_TASK:_
Output every entry exactly as given.

_MATERIAL SHOWN:_
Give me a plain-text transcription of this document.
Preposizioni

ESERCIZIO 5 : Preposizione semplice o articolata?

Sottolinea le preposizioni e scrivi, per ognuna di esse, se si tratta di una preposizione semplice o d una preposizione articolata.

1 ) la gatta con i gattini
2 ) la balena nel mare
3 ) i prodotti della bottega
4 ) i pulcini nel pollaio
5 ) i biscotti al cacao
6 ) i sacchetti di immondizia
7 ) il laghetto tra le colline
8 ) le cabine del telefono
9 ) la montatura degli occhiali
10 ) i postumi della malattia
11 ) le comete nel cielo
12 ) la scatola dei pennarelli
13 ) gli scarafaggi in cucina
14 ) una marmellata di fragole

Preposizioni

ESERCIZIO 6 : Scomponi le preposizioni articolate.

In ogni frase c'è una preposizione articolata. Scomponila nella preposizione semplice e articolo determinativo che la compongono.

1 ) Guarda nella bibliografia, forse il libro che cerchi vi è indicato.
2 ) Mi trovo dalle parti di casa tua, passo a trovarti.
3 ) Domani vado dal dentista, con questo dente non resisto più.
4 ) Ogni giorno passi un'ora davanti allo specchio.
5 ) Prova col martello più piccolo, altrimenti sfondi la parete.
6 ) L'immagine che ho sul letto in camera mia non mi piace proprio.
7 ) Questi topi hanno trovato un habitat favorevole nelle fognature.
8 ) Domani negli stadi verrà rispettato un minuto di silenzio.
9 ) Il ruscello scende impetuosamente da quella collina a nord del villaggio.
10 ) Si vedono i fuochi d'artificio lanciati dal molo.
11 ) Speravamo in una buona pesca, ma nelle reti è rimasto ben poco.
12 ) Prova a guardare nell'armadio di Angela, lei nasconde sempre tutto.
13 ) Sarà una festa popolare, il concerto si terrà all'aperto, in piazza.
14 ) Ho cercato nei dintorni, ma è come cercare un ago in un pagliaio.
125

_EXERCISE OUTPUT:_
Give me a plain-text transcription of this document.
Preposizioni

ESERCIZIO 5 : Preposizione semplice o articolata?

Sottolinea le preposizioni e scrivi, per ognuna di esse, se si tratta di una preposizione semplice o d una preposizione articolata.

1 ) la gatta con i gattini
2 ) la balena nel mare
3 ) i prodotti della bottega
4 ) i pulcini nel pollaio
5 ) i biscotti al cacao
6 ) i sacchetti di immondizia
7 ) il laghetto tra le colline
8 ) le cabine del telefono
9 ) la montatura degli occhiali
10 ) i postumi della malattia
11 ) le comete nel cielo
12 ) la scatola dei pennarelli
13 ) gli scarafaggi in cucina
14 ) una marmellata di fragole

Preposizioni

ESERCIZIO 6 : Scomponi le preposizioni articolate.

In ogni frase c'è una preposizione articolata. Scomponila nella preposizione semplice e articolo determinativo che la compongono.

1 ) Guarda nella bibliografia, forse il libro che cerchi vi è indicato.
2 ) Mi trovo dalle parti di casa tua, passo a trovarti.
3 ) Domani vado dal dentista, con questo dente non resisto più.
4 ) Ogni giorno passi un'ora davanti allo specchio.
5 ) Prova col martello più piccolo, altrimenti sfondi la parete.
6 ) L'immagine che ho sul letto in camera mia non mi piace proprio.
7 ) Questi topi hanno trovato un habitat favorevole nelle fognature.
8 ) Domani negli stadi verrà rispettato un minuto di silenzio.
9 ) Il ruscello scende impetuosamente da quella collina a nord del villaggio.
10 ) Si vedono i fuochi d'artificio lanciati dal molo.
11 ) Speravamo in una buona pesca, ma nelle reti è rimasto ben poco.
12 ) Prova a guardare nell'armadio di Angela, lei nasconde sempre tutto.
13 ) Sarà una festa popolare, il concerto si terrà all'aperto, in piazza.
14 ) Ho cercato nei dintorni, ma è come cercare un ago in un pagliaio.
125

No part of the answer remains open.